Problem statement >> Write out every record in full, exactly as written, please.

Excerpted data >>
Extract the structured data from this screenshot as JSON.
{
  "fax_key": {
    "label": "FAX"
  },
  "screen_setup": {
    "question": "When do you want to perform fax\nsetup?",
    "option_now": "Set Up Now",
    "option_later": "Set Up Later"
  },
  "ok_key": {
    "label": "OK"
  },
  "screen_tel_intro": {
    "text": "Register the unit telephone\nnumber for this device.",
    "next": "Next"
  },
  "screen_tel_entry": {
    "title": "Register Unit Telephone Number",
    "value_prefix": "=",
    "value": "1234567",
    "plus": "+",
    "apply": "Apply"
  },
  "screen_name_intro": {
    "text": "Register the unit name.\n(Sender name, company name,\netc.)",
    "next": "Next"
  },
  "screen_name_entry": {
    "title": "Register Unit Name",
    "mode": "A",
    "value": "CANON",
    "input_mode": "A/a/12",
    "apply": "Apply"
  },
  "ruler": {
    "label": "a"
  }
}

Response >>
Extract the structured data from this screenshot as JSON.
{
  "fax_key": {
    "label": "FAX"
  },
  "screen_setup": {
    "question": "When do you want to perform fax\nsetup?",
    "option_now": "Set Up Now",
    "option_later": "Set Up Later"
  },
  "ok_key": {
    "label": "OK"
  },
  "screen_tel_intro": {
    "text": "Register the unit telephone\nnumber for this device.",
    "next": "Next"
  },
  "screen_tel_entry": {
    "title": "Register Unit Telephone Number",
    "value_prefix": "=",
    "value": "1234567",
    "plus": "+",
    "apply": "Apply"
  },
  "screen_name_intro": {
    "text": "Register the unit name.\n(Sender name, company name,\netc.)",
    "next": "Next"
  },
  "screen_name_entry": {
    "title": "Register Unit Name",
    "mode": "A",
    "value": "CANON",
    "input_mode": "A/a/12",
    "apply": "Apply"
  },
  "ruler": {
    "label": "a"
  }
}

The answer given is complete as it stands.